Prompt> Set out every line bearing the string "when".

/---

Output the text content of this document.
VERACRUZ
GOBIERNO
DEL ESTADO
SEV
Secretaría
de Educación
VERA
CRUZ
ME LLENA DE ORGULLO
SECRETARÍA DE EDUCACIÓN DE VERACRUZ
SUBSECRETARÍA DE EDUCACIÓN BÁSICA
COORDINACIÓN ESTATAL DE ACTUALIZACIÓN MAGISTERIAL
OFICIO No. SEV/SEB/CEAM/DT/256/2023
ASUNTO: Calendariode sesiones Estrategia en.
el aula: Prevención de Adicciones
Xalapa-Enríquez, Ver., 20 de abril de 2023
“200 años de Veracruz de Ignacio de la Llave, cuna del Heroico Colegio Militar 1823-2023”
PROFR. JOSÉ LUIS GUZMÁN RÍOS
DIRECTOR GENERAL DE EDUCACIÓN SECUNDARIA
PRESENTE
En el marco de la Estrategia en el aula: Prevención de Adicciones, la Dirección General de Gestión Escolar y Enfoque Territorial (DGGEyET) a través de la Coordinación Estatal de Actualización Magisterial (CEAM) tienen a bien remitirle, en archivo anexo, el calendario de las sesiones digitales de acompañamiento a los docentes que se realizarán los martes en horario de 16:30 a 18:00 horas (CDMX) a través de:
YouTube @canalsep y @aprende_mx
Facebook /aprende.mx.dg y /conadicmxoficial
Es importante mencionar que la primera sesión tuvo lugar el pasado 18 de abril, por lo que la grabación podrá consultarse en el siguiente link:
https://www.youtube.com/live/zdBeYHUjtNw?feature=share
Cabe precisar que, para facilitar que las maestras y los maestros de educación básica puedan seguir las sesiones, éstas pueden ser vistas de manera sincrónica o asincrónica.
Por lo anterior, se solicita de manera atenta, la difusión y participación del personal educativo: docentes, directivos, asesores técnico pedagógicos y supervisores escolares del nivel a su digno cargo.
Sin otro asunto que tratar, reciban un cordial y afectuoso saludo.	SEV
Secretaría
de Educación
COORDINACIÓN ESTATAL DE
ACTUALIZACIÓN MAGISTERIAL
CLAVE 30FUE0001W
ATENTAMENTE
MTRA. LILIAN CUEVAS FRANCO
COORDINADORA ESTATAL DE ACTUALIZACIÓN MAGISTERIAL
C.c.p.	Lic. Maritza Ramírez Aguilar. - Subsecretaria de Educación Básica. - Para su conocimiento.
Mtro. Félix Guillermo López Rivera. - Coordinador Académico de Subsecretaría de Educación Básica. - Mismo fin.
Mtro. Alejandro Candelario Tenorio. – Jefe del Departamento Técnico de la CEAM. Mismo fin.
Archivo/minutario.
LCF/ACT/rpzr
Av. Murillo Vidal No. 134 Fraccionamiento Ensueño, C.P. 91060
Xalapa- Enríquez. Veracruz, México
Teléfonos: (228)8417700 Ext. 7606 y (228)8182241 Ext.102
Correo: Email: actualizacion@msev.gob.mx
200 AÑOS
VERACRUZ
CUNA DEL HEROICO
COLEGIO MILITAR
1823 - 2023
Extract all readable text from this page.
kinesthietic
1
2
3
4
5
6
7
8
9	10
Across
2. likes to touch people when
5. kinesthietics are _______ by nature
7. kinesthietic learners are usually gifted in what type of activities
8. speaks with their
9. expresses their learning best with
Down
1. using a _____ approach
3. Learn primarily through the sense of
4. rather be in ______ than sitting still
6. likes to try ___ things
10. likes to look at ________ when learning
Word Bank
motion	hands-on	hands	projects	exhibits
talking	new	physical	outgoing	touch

\---

Result>
2. likes to touch people when
10. likes to look at ________ when learning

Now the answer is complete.